Please reproduce the records word for word, from the first line up to and including the line with "- language-badge: DK: [203, 1463, 235, 1483]".
-- START --
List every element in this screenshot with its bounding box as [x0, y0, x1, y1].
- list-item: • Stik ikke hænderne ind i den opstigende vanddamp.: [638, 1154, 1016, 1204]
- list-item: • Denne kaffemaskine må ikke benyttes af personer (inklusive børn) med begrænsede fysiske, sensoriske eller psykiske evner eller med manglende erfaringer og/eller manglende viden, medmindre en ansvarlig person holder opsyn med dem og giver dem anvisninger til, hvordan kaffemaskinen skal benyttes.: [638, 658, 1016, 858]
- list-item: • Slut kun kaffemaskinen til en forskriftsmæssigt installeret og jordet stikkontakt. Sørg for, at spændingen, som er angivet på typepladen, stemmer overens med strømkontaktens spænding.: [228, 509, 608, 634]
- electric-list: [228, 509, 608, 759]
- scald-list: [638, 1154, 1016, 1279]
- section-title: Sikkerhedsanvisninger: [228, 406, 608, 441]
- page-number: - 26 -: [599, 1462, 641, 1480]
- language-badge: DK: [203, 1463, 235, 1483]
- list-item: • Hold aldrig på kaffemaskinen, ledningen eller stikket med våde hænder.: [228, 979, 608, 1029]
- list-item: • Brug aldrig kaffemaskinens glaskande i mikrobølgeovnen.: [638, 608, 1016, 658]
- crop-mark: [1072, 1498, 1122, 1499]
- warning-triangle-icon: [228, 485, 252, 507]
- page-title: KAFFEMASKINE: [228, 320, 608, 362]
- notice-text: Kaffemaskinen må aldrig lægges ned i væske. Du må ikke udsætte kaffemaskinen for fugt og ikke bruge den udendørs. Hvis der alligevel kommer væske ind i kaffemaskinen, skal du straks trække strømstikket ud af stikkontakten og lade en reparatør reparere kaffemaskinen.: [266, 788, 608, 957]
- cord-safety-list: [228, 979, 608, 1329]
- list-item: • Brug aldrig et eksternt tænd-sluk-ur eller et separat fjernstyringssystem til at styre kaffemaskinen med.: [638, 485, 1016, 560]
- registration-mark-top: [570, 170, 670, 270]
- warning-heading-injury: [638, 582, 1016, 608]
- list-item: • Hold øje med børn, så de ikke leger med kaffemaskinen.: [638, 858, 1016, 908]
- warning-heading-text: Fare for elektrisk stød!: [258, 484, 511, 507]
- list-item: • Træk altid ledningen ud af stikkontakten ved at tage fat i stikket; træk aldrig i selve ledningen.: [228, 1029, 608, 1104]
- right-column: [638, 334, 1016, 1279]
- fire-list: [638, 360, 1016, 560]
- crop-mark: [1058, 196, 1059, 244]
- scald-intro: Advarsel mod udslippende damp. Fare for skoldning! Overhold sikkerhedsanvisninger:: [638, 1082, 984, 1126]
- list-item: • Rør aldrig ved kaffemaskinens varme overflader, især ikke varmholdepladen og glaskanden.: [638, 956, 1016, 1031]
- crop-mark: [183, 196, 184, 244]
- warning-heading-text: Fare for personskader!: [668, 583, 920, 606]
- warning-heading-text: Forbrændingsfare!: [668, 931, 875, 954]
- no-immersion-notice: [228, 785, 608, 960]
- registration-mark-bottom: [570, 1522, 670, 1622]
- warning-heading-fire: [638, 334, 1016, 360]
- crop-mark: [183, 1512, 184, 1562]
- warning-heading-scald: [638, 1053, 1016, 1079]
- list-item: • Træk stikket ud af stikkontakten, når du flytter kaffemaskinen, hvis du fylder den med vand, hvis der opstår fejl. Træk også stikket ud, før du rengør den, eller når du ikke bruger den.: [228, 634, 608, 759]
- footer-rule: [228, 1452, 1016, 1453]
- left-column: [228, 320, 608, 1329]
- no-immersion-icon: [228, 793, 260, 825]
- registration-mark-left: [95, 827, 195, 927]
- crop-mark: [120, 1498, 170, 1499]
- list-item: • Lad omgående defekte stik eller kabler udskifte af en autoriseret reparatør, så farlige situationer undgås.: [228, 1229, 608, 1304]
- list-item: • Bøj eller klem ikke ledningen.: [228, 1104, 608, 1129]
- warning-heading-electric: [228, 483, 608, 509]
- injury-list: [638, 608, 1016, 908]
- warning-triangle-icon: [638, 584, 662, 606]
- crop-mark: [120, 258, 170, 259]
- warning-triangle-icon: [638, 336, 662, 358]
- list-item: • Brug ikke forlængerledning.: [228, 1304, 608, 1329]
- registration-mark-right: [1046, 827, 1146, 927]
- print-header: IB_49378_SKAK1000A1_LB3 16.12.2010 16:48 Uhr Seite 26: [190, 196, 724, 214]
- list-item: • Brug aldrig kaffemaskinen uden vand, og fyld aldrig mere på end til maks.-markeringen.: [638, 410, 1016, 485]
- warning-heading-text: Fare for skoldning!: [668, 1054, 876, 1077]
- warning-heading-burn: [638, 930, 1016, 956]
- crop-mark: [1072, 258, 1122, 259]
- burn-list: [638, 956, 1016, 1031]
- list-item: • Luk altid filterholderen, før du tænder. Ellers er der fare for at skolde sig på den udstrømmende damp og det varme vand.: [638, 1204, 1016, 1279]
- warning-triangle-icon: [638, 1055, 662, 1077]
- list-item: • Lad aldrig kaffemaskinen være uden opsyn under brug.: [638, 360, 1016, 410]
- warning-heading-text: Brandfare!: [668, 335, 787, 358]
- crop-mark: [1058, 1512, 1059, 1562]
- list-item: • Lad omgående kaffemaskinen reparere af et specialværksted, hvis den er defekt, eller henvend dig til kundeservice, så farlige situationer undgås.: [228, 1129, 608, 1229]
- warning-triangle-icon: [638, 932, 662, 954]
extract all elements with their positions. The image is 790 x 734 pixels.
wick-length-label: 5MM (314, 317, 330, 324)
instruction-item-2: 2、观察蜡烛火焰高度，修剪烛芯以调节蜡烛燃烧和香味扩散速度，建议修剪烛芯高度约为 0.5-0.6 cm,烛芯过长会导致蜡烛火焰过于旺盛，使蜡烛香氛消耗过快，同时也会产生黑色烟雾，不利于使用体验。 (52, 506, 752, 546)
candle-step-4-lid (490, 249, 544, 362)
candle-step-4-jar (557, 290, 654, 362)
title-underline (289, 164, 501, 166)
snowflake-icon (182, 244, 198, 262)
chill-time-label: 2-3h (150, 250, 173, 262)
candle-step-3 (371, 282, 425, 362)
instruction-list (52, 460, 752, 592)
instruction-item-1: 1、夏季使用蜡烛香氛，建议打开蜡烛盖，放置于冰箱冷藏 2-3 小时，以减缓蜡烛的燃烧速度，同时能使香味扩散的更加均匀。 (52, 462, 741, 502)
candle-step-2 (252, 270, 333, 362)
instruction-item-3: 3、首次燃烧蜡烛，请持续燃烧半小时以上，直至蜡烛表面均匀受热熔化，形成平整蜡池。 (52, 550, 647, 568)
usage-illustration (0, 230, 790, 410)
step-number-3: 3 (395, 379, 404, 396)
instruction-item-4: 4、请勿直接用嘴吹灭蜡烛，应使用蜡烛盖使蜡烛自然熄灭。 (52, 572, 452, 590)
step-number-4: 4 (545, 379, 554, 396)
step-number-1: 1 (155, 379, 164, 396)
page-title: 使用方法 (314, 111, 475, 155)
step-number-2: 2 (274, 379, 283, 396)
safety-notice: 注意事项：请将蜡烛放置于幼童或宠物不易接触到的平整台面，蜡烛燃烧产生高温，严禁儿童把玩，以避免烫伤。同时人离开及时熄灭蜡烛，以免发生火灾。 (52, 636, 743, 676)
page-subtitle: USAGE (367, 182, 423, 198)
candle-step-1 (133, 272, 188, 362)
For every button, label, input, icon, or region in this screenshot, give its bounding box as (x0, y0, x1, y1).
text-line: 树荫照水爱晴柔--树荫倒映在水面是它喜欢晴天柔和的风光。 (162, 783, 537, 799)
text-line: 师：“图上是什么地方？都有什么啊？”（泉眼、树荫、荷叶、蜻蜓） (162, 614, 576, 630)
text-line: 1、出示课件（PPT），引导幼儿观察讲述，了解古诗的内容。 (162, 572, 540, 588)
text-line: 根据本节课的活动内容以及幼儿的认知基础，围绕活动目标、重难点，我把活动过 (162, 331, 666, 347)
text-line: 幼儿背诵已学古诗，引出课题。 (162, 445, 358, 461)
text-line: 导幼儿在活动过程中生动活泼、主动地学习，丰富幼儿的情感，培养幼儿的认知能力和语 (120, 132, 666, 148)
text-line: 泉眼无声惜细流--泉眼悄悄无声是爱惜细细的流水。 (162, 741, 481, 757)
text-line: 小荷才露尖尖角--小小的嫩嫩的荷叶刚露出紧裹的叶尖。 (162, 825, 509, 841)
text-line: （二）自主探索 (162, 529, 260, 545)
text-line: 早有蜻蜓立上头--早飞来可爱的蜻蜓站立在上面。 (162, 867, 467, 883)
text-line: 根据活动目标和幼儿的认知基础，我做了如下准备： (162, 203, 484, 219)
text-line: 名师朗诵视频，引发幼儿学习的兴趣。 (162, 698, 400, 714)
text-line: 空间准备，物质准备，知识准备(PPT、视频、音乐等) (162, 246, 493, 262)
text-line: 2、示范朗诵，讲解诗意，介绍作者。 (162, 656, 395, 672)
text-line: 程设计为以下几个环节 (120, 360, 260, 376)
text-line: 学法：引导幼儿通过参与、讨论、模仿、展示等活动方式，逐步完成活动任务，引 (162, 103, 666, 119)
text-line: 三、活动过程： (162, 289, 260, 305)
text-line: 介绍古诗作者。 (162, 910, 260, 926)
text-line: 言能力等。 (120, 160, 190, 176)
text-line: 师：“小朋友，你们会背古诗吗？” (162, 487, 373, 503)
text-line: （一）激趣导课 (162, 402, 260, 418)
-- END --
● SOLUTION TO THE PROBLEM
List every element in this screenshot with its bounding box as [x0, y0, x1, y1].
- list-item: • Stik ikke hænderne ind i den opstigende vanddamp.: [638, 1154, 1016, 1204]
- list-item: • Denne kaffemaskine må ikke benyttes af personer (inklusive børn) med begrænsede fysiske, sensoriske eller psykiske evner eller med manglende erfaringer og/eller manglende viden, medmindre en ansvarlig person holder opsyn med dem og giver dem anvisninger til, hvordan kaffemaskinen skal benyttes.: [638, 658, 1016, 858]
- list-item: • Slut kun kaffemaskinen til en forskriftsmæssigt installeret og jordet stikkontakt. Sørg for, at spændingen, som er angivet på typepladen, stemmer overens med strømkontaktens spænding.: [228, 509, 608, 634]
- electric-list: [228, 509, 608, 759]
- scald-list: [638, 1154, 1016, 1279]
- section-title: Sikkerhedsanvisninger: [228, 406, 608, 441]
- page-number: - 26 -: [599, 1462, 641, 1480]
- language-badge: DK: [203, 1463, 235, 1483]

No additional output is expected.